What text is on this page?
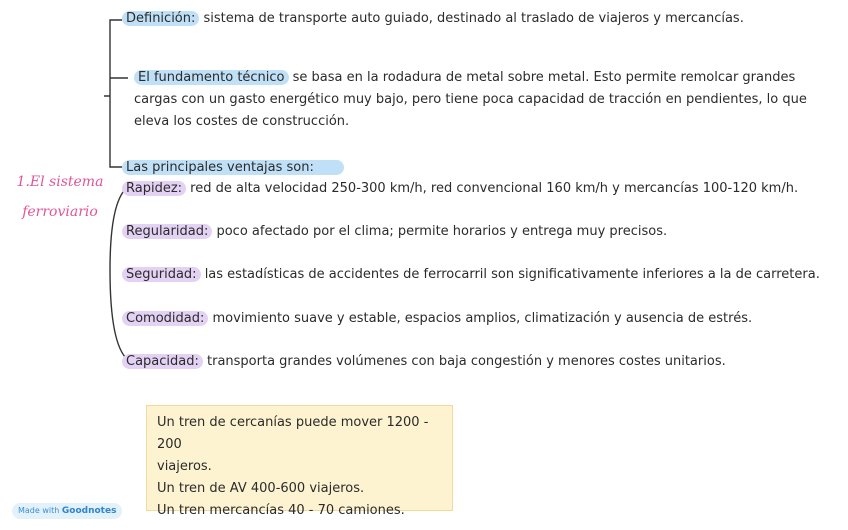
1.El sistema
ferroviario
Definición: sistema de transporte auto guiado, destinado al traslado de viajeros y mercancías.
El fundamento técnico se basa en la rodadura de metal sobre metal. Esto permite remolcar grandes cargas con un gasto energético muy bajo, pero tiene poca capacidad de tracción en pendientes, lo que eleva los costes de construcción.
Las principales ventajas son:
Rapidez: red de alta velocidad 250-300 km/h, red convencional 160 km/h y mercancías 100-120 km/h.
Regularidad: poco afectado por el clima; permite horarios y entrega muy precisos.
Seguridad: las estadísticas de accidentes de ferrocarril son significativamente inferiores a la de carretera.
Comodidad: movimiento suave y estable, espacios amplios, climatización y ausencia de estrés.
Capacidad: transporta grandes volúmenes con baja congestión y menores costes unitarios.
Un tren de cercanías puede mover 1200 - 200
viajeros.
Un tren de AV 400-600 viajeros.
Un tren mercancías 40 - 70 camiones.
Made with Goodnotes
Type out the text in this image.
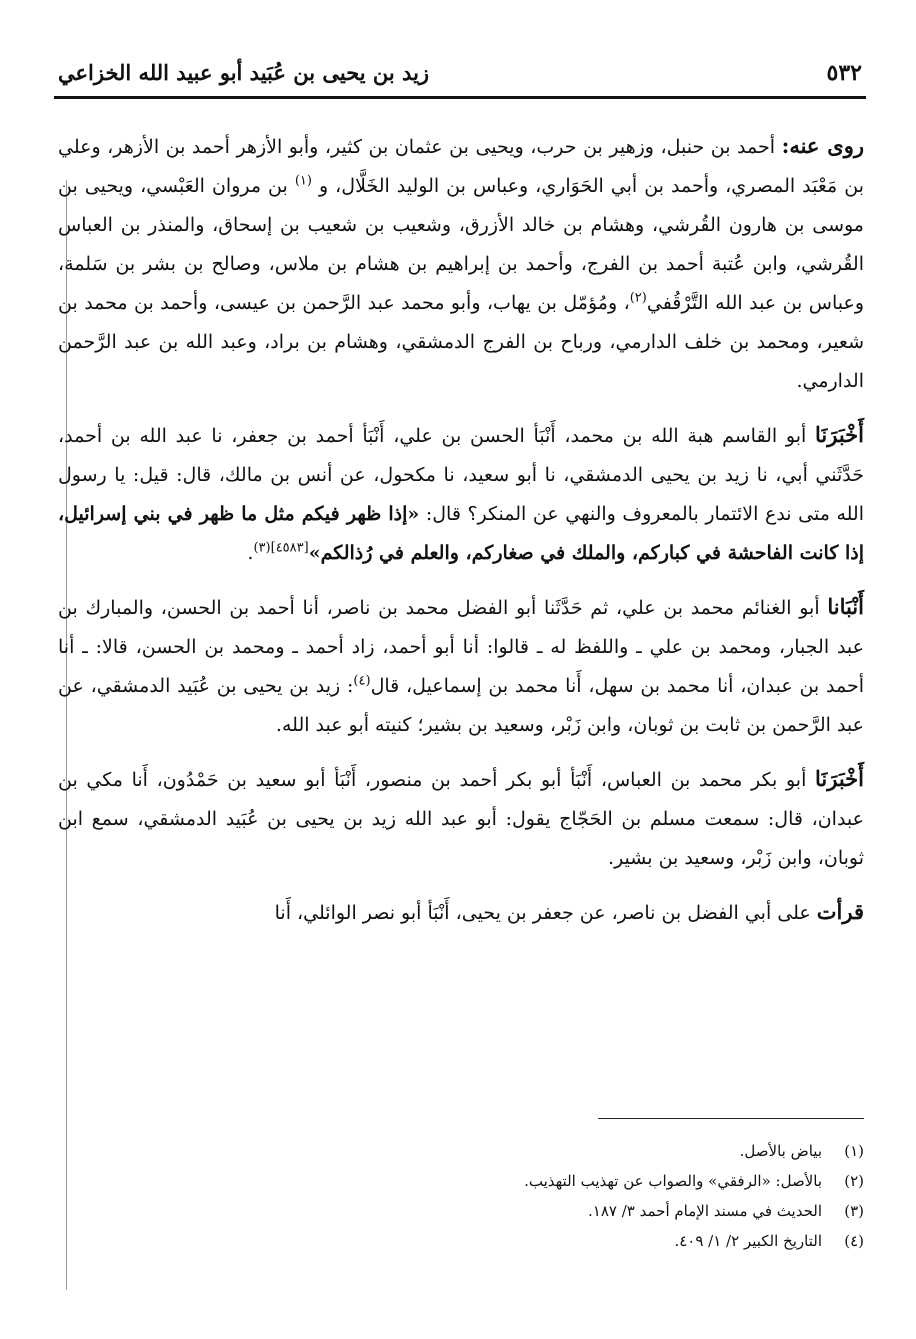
٥٣٢
زيد بن يحيى بن عُبَيد أبو عبيد الله الخزاعي

روى عنه: أحمد بن حنبل، وزهير بن حرب، ويحيى بن عثمان بن كثير، وأبو الأزهر أحمد بن الأزهر، وعلي بن مَعْبَد المصري، وأحمد بن أبي الحَوَاري، وعباس بن الوليد الخَلَّال، و $^{(١)}$ بن مروان العَبْسي، ويحيى بن موسى بن هارون القُرشي، وهشام بن خالد الأزرق، وشعيب بن شعيب بن إسحاق، والمنذر بن العباس القُرشي، وابن عُتبة أحمد بن الفرج، وأحمد بن إبراهيم بن هشام بن ملاس، وصالح بن بشر بن سَلمة، وعباس بن عبد الله التَّرْقُفي$^{(٢)}$، ومُؤمّل بن يهاب، وأبو محمد عبد الرَّحمن بن عيسى، وأحمد بن محمد بن شعير، ومحمد بن خلف الدارمي، ورباح بن الفرج الدمشقي، وهشام بن براد، وعبد الله بن عبد الرَّحمن الدارمي.

أَخْبَرَنَا أبو القاسم هبة الله بن محمد، أَنْبَأ الحسن بن علي، أَنْبَأ أحمد بن جعفر، نا عبد الله بن أحمد، حَدَّثَني أبي، نا زيد بن يحيى الدمشقي، نا أبو سعيد، نا مكحول، عن أنس بن مالك، قال: قيل: يا رسول الله متى ندع الائتمار بالمعروف والنهي عن المنكر؟ قال: «إذا ظهر فيكم مثل ما ظهر في بني إسرائيل، إذا كانت الفاحشة في كباركم، والملك في صغاركم، والعلم في رُذالكم»$^{[٤٥٨٣](٣)}$.

أَنْبَانا أبو الغنائم محمد بن علي، ثم حَدَّثَنا أبو الفضل محمد بن ناصر، أنا أحمد بن الحسن، والمبارك بن عبد الجبار، ومحمد بن علي ـ واللفظ له ـ قالوا: أنا أبو أحمد، زاد أحمد ـ ومحمد بن الحسن، قالا: ـ أنا أحمد بن عبدان، أنا محمد بن سهل، أَنا محمد بن إسماعيل، قال$^{(٤)}$: زيد بن يحيى بن عُبَيد الدمشقي، عن عبد الرَّحمن بن ثابت بن ثوبان، وابن زَبْر، وسعيد بن بشير؛ كنيته أبو عبد الله.

أَخْبَرَنَا أبو بكر محمد بن العباس، أَنْبَأ أبو بكر أحمد بن منصور، أَنْبَأ أبو سعيد بن حَمْدُون، أَنا مكي بن عبدان، قال: سمعت مسلم بن الحَجّاج يقول: أبو عبد الله زيد بن يحيى بن عُبَيد الدمشقي، سمع ابن ثوبان، وابن زَبْر، وسعيد بن بشير.

قرأت على أبي الفضل بن ناصر، عن جعفر بن يحيى، أَنْبَأ أبو نصر الوائلي، أَنا

(١)
بياض بالأصل.
(٢)
بالأصل: «الرفقي» والصواب عن تهذيب التهذيب.
(٣)
الحديث في مسند الإمام أحمد ٣/ ١٨٧.
(٤)
التاريخ الكبير ٢/ ١/ ٤٠٩.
= = = = = = =
In the material above, find each line that contains the word "tren", and select it.

Un tren de cercanías puede mover 1200 - 200
Un tren de AV 400-600 viajeros.
Un tren mercancías 40 - 70 camiones.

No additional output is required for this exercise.